Problem requirements » Which lines have the string "image"? Copy all of them from the entries below.

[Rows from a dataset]
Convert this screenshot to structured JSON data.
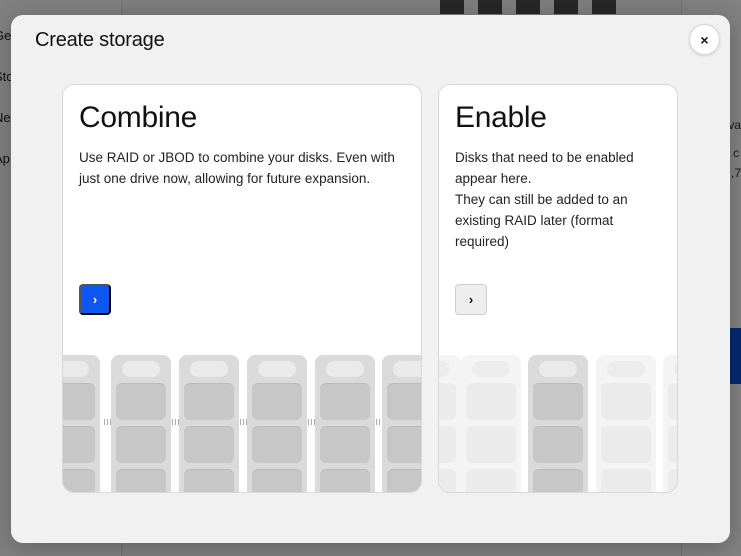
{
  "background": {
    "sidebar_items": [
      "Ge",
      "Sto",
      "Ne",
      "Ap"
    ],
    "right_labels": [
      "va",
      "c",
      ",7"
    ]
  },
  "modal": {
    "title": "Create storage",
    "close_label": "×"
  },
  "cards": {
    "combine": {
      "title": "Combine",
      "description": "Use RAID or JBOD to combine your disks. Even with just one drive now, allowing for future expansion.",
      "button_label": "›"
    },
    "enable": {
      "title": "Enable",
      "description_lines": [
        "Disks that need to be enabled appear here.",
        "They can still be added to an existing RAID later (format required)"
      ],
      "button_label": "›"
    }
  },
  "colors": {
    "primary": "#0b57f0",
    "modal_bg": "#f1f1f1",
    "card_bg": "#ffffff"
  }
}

...

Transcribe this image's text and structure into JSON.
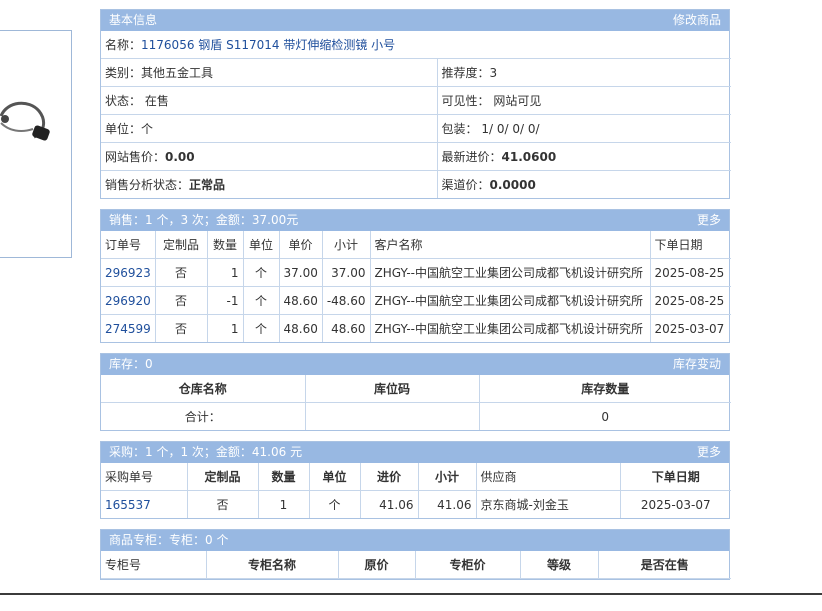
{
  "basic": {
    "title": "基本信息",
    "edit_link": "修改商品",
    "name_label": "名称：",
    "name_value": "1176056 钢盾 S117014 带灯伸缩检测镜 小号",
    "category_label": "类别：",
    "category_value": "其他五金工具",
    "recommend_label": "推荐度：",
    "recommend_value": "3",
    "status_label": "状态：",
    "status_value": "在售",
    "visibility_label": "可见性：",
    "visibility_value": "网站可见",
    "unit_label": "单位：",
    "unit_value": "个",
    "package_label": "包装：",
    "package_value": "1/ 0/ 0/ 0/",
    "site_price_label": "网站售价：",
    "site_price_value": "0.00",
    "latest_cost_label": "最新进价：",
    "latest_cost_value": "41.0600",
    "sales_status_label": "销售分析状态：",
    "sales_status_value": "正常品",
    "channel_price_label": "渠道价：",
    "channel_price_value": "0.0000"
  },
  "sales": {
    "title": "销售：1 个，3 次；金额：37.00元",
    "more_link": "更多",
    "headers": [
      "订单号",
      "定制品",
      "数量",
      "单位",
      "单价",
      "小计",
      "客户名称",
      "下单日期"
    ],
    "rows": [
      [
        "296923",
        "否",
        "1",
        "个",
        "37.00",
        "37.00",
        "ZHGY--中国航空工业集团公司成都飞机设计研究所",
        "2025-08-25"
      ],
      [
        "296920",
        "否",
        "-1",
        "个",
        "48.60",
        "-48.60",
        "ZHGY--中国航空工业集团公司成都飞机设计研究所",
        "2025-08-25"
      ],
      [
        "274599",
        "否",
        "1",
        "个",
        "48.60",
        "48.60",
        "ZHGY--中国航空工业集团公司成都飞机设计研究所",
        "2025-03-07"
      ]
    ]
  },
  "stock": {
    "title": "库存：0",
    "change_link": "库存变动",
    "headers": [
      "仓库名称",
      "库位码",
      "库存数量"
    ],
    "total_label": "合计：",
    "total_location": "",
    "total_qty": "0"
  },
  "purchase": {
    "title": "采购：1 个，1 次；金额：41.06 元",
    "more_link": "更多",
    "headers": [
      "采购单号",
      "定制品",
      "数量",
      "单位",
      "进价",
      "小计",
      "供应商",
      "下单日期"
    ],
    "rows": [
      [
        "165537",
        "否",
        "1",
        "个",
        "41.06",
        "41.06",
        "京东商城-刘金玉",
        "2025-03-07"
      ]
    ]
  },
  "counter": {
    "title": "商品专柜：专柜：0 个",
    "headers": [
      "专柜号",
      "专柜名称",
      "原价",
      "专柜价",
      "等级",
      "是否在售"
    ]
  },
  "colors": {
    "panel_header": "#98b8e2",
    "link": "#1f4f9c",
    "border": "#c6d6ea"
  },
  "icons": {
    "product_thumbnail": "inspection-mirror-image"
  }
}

Written answer »
Transcribe this image's text and structure into JSON.
    "product_thumbnail": "inspection-mirror-image"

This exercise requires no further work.